▶ **Set exercise**: Filter the records below and copy every line containing the word "forget".

▶ **Information provided**:
*-*-*
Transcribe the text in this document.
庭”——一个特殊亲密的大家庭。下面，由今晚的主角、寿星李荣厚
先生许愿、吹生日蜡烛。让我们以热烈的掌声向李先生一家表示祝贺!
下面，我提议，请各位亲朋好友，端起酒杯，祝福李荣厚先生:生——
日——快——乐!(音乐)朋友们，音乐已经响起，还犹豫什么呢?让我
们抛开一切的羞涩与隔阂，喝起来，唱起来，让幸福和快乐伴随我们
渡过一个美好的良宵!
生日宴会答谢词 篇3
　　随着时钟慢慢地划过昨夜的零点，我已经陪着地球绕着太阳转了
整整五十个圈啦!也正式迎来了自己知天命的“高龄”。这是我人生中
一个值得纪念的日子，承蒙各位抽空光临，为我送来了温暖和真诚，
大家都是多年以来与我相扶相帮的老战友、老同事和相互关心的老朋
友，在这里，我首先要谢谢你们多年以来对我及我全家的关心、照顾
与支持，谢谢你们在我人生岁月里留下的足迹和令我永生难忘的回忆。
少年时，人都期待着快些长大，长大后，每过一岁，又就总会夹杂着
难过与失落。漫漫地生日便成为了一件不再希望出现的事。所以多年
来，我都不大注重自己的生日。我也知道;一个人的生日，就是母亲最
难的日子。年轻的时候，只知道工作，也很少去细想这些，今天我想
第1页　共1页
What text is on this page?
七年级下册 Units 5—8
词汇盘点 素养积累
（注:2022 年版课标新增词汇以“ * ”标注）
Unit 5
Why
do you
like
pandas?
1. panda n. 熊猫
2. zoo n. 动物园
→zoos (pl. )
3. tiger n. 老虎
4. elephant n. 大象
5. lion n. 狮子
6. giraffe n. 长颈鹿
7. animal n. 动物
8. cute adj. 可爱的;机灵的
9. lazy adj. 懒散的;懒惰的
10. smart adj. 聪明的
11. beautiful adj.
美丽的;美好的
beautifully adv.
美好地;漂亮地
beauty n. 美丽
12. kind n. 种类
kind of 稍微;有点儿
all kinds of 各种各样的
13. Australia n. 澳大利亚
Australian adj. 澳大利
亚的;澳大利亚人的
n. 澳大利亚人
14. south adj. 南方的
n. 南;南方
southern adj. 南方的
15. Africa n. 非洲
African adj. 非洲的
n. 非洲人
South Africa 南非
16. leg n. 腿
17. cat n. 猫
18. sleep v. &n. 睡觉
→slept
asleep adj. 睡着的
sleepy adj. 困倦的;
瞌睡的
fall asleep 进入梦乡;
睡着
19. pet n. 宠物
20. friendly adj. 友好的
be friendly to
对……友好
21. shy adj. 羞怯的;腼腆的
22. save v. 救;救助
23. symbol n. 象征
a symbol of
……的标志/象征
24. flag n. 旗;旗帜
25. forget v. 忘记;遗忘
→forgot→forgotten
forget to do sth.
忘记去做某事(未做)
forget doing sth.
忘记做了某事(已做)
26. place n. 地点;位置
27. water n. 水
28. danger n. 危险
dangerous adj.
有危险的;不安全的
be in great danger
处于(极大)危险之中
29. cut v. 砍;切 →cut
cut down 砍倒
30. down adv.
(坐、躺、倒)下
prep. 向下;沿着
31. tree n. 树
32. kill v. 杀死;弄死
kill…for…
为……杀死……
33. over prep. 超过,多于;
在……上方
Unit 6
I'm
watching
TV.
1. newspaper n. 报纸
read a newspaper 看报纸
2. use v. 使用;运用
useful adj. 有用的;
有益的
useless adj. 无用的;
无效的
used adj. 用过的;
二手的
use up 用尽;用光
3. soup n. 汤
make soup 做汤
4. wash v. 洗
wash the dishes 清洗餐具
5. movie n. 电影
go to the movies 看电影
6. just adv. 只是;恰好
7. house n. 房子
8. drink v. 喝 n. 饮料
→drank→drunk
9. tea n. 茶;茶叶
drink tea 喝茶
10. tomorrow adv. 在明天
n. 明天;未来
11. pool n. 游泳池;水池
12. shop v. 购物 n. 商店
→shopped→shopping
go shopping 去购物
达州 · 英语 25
*-*-*
▶ **Output of the exercise**:
25. forget v. 忘记;遗忘
forget to do sth.
forget doing sth.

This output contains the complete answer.